Stated exercise: Scan the data below for the string "length". Show every line where it turns up.

** START Input rows **

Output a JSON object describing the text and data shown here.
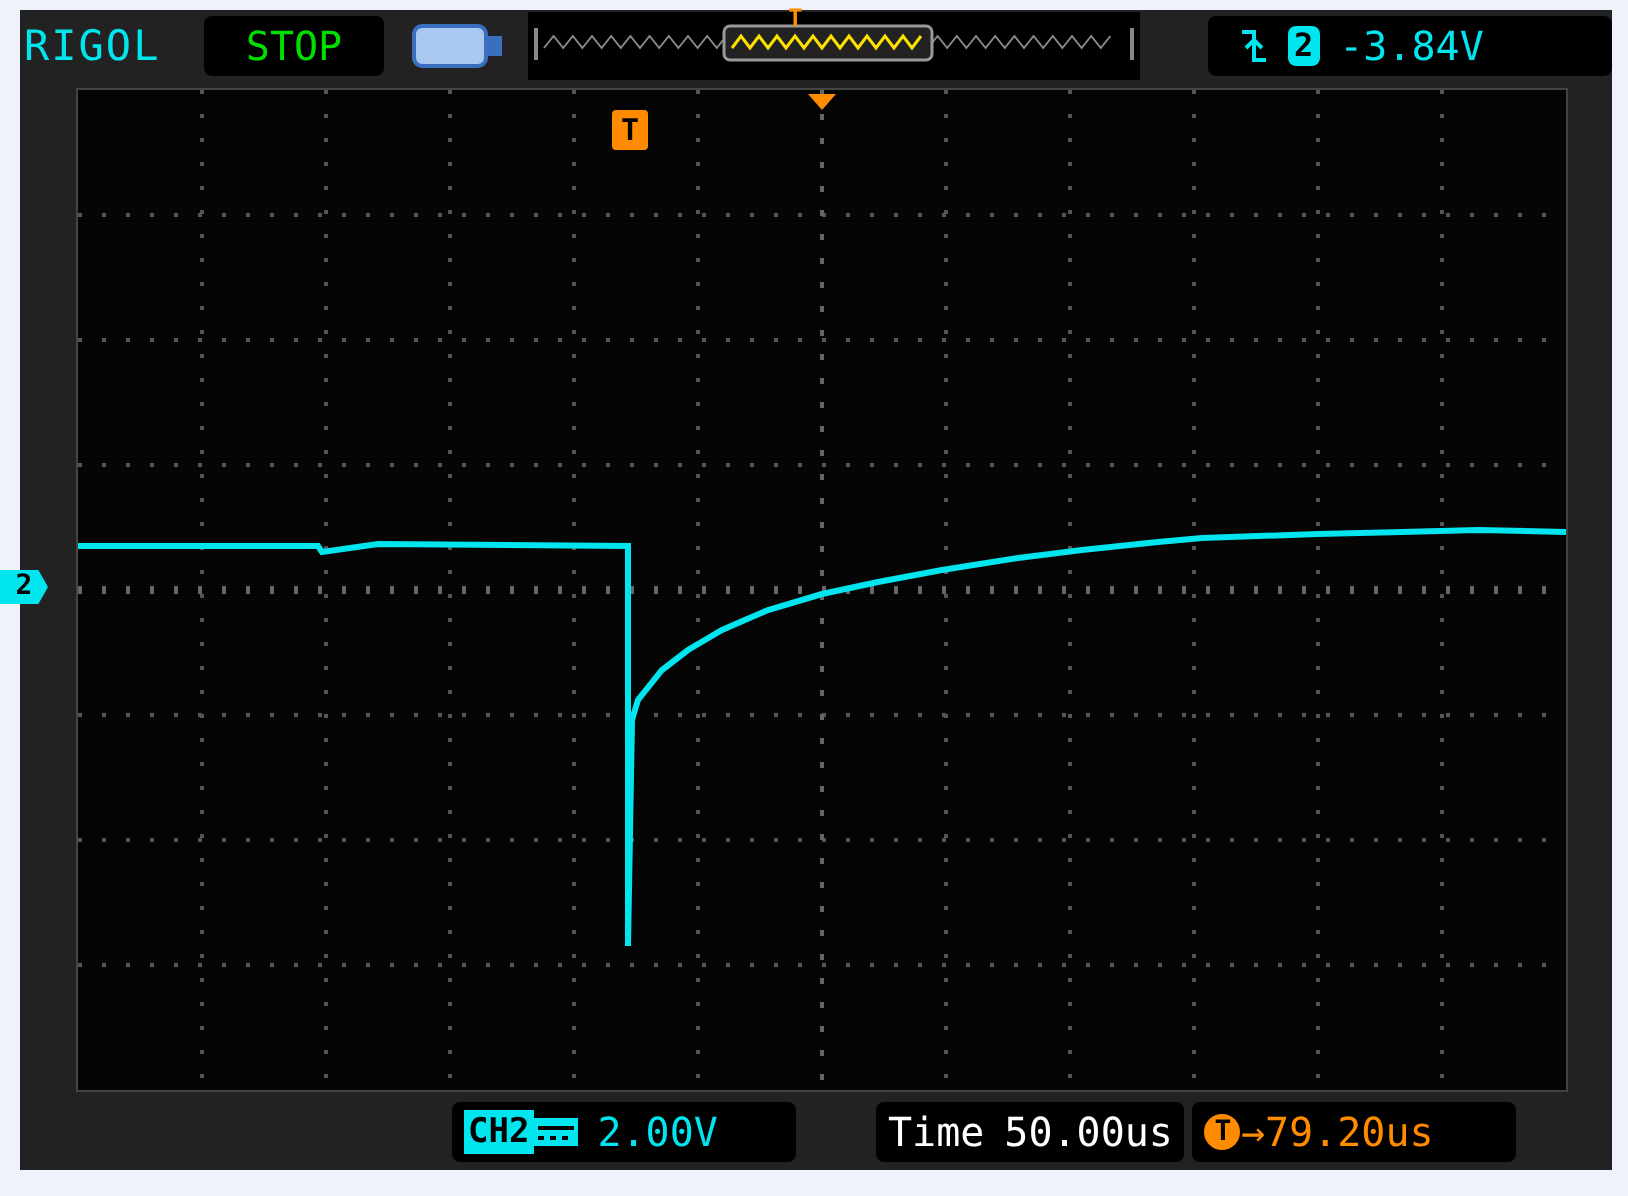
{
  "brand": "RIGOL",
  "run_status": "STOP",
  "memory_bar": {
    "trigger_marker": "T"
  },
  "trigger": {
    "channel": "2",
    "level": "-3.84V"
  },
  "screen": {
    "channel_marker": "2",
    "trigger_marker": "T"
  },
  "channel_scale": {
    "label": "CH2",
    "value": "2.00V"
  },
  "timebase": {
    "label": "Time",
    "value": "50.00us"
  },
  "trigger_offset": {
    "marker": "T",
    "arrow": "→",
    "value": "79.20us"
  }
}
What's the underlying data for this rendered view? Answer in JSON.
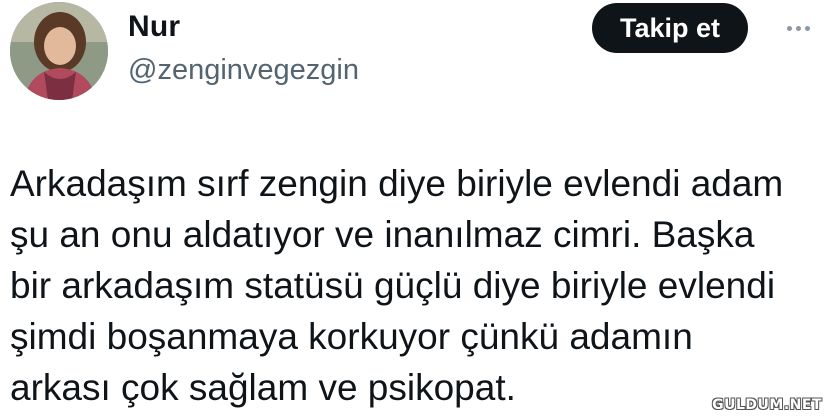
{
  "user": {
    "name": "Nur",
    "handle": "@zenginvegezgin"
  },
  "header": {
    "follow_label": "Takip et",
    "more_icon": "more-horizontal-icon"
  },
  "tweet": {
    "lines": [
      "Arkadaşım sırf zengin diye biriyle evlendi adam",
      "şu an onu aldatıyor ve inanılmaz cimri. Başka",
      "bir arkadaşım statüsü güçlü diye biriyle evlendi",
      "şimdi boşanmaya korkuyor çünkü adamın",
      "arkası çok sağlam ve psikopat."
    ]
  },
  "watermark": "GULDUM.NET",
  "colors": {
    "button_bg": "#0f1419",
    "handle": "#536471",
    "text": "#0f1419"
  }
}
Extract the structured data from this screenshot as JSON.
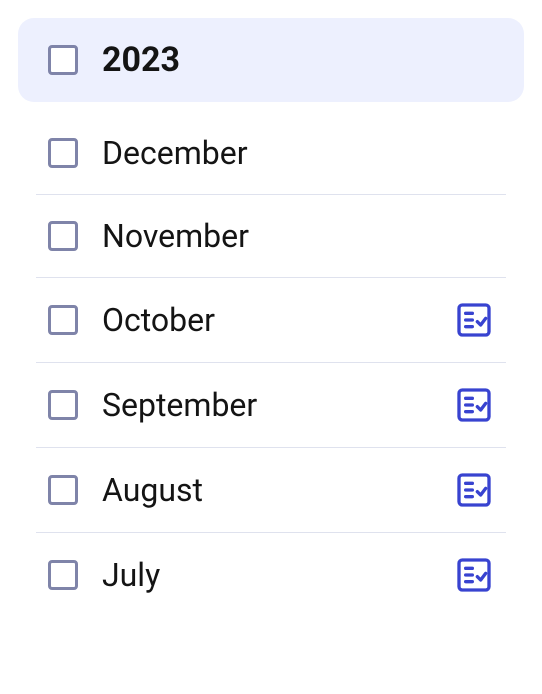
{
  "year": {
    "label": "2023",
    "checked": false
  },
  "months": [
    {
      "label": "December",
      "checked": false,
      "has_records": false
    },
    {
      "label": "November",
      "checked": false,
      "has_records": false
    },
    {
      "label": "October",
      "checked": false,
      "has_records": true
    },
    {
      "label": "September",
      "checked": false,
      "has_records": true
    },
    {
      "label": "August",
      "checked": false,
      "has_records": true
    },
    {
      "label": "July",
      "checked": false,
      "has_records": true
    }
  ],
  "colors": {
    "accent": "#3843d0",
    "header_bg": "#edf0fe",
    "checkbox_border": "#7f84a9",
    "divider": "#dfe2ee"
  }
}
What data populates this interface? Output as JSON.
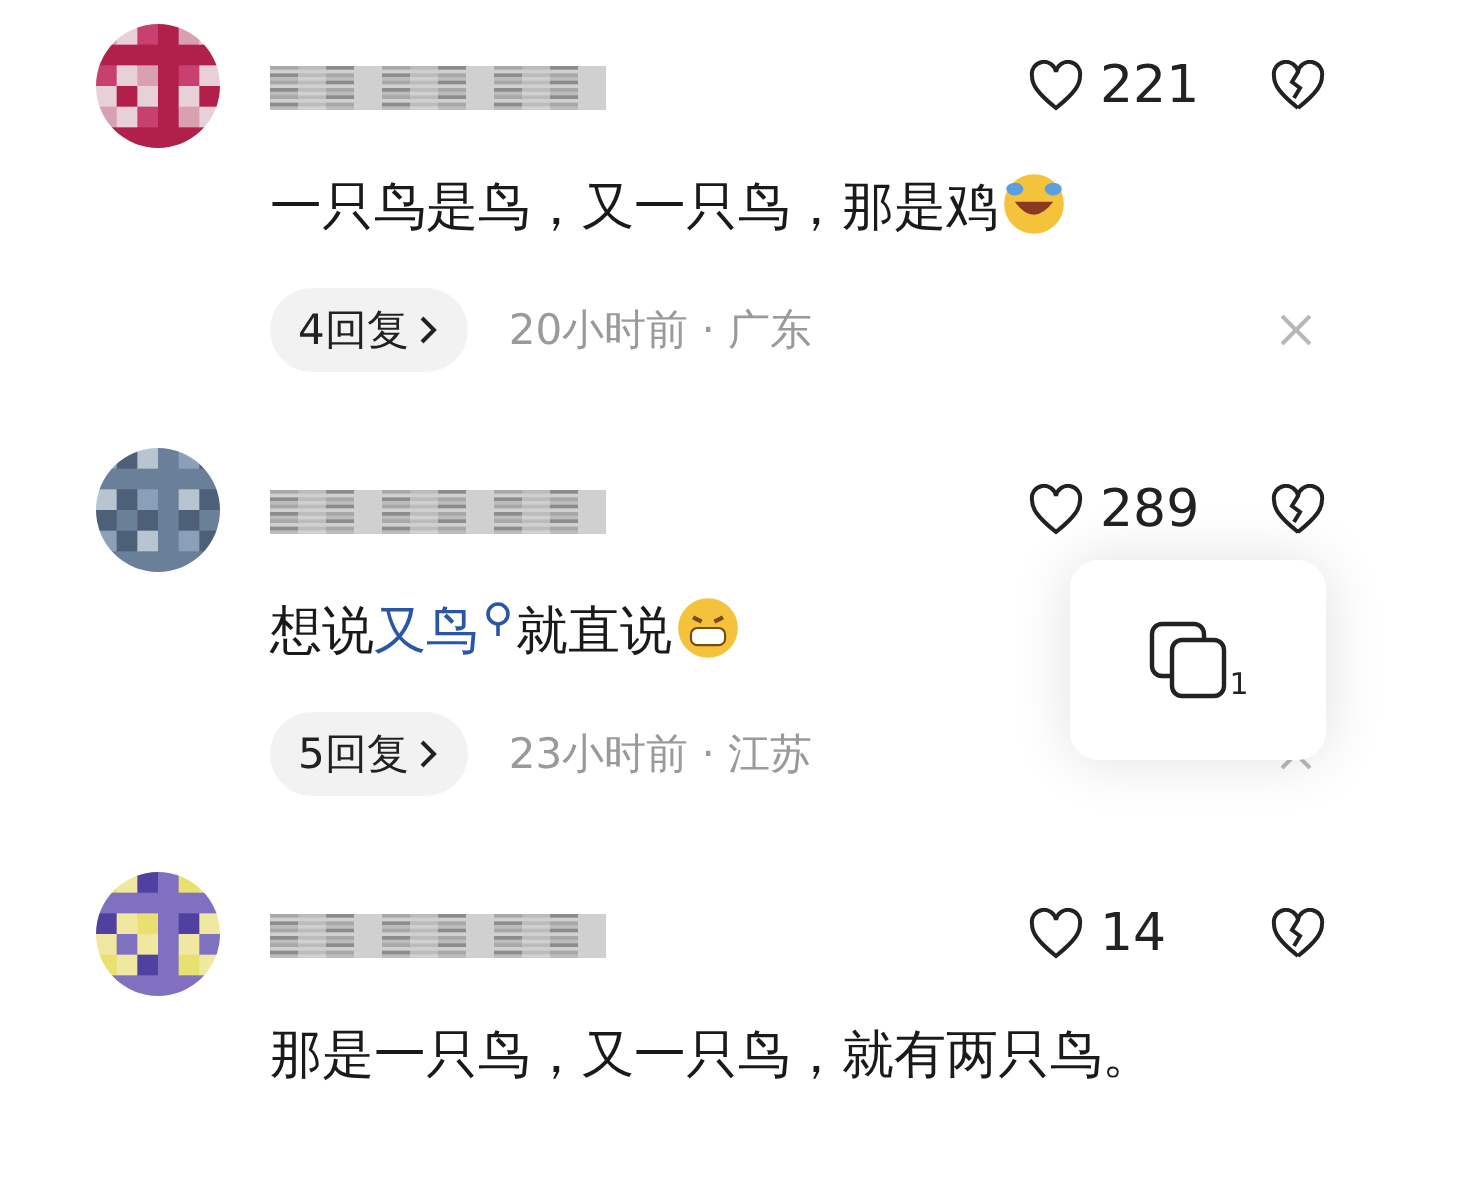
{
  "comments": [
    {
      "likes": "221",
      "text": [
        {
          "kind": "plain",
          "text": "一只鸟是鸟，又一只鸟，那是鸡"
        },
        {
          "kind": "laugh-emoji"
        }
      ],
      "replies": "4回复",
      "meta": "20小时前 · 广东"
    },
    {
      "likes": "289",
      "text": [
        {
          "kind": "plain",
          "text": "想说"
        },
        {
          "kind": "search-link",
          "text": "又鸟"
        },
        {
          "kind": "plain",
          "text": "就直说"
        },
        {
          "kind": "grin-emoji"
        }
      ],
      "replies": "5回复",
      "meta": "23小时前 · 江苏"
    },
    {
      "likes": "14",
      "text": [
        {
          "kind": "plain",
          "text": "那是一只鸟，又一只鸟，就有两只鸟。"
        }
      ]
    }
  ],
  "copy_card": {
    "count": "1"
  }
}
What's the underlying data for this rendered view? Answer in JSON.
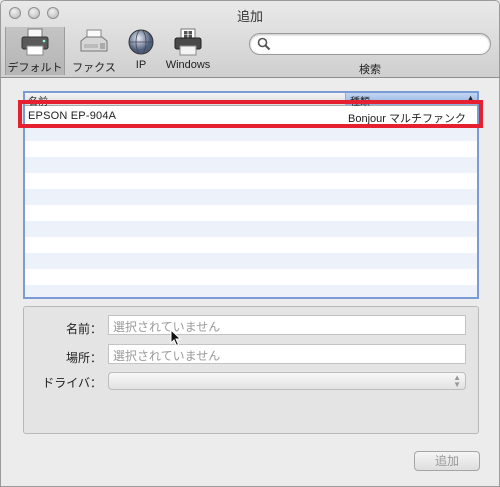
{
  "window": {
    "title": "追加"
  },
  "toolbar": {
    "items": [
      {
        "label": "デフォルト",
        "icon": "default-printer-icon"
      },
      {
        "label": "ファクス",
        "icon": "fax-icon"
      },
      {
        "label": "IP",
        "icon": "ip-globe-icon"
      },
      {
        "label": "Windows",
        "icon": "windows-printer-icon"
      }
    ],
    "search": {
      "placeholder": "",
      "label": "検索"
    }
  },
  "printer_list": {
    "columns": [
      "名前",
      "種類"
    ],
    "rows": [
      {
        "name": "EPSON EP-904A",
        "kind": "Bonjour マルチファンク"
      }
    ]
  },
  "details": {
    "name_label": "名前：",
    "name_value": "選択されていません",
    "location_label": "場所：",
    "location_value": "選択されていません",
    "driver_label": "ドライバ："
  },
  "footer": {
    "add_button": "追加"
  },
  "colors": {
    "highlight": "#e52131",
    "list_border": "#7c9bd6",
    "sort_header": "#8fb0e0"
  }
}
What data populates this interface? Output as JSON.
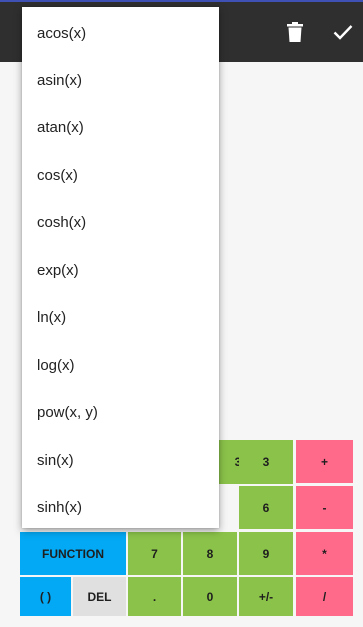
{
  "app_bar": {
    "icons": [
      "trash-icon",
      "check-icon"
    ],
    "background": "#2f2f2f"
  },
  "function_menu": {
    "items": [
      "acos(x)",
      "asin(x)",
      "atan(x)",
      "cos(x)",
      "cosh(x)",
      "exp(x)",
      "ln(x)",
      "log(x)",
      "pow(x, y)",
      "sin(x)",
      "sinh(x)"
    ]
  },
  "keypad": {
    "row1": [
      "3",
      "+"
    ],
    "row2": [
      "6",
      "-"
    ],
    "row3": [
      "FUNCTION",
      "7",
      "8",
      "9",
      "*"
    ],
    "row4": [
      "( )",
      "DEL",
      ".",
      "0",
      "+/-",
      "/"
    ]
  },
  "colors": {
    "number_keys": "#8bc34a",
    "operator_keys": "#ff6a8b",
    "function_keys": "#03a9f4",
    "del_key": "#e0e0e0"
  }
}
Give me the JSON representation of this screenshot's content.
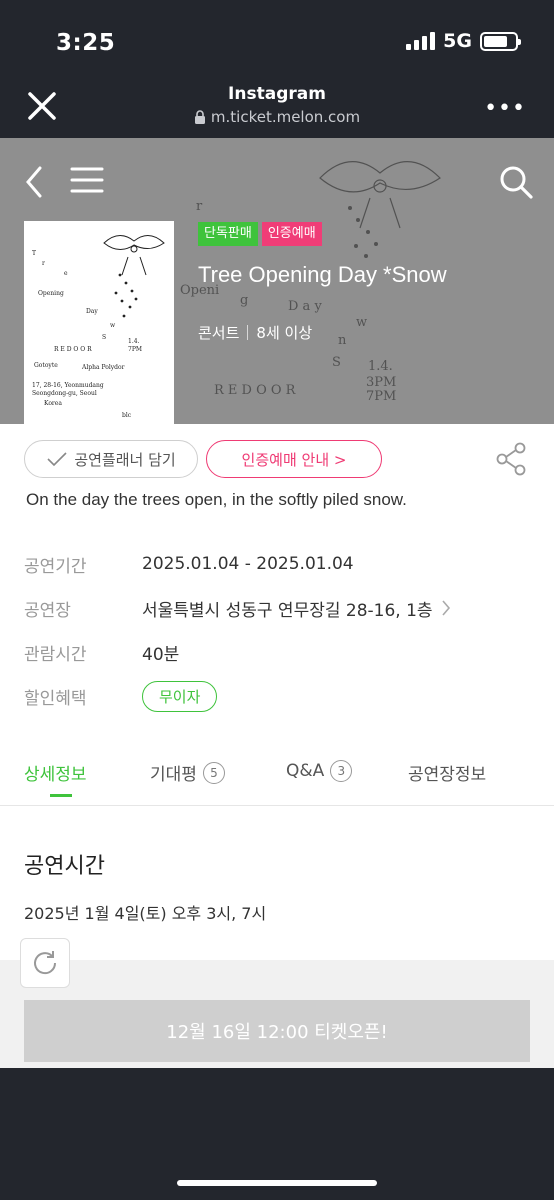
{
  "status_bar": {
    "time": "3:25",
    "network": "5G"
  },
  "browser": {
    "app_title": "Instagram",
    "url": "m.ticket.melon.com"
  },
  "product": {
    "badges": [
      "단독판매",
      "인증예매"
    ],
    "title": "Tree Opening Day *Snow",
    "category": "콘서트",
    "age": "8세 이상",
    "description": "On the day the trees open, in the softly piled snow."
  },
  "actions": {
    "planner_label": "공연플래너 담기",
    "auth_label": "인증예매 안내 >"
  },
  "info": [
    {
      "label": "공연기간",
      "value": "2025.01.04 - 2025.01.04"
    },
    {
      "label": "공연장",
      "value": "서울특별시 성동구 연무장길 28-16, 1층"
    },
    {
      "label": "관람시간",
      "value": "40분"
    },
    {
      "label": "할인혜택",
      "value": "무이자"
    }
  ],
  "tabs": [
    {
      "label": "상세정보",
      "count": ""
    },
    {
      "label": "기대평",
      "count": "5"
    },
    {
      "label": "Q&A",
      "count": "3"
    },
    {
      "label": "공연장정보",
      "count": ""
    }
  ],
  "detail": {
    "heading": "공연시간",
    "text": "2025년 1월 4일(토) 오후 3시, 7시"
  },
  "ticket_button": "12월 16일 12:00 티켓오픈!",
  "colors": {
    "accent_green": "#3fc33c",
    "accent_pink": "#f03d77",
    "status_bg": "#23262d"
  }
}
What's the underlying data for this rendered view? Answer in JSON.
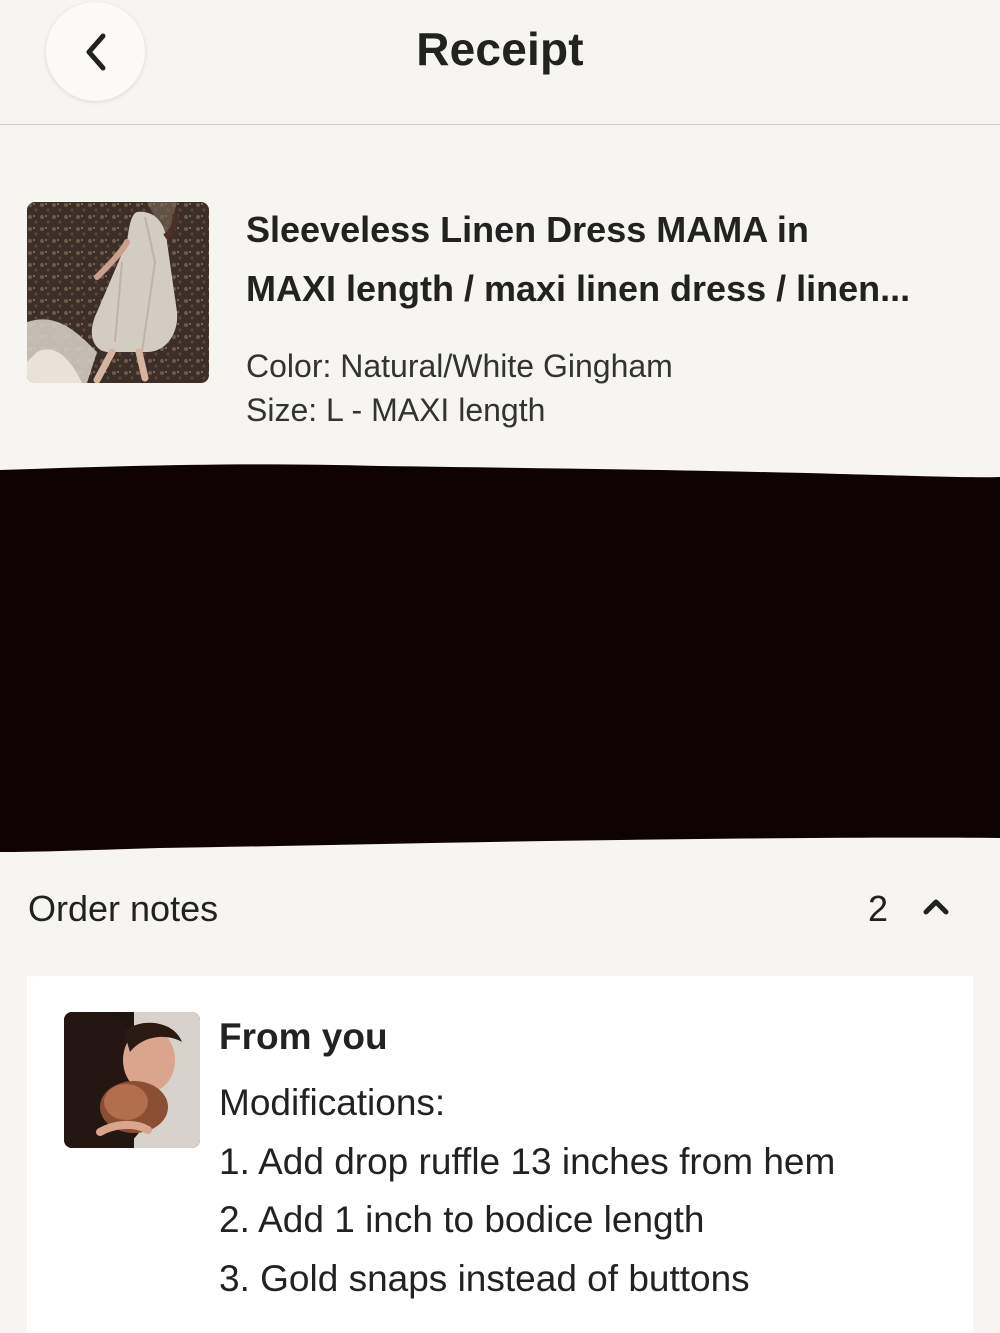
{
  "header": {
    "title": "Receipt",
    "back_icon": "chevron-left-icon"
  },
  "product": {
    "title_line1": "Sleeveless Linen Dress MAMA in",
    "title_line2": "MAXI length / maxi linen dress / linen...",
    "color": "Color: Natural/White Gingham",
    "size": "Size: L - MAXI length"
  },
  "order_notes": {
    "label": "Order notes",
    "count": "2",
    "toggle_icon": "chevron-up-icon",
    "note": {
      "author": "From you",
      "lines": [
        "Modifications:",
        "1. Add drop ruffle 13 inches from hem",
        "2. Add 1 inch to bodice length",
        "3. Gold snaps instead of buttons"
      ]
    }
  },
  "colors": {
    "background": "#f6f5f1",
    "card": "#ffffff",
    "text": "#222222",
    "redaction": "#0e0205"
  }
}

** END Input rows **

Answer to the exercise:
    "title_line2": "MAXI length / maxi linen dress / linen...",
    "size": "Size: L - MAXI length"
        "2. Add 1 inch to bodice length",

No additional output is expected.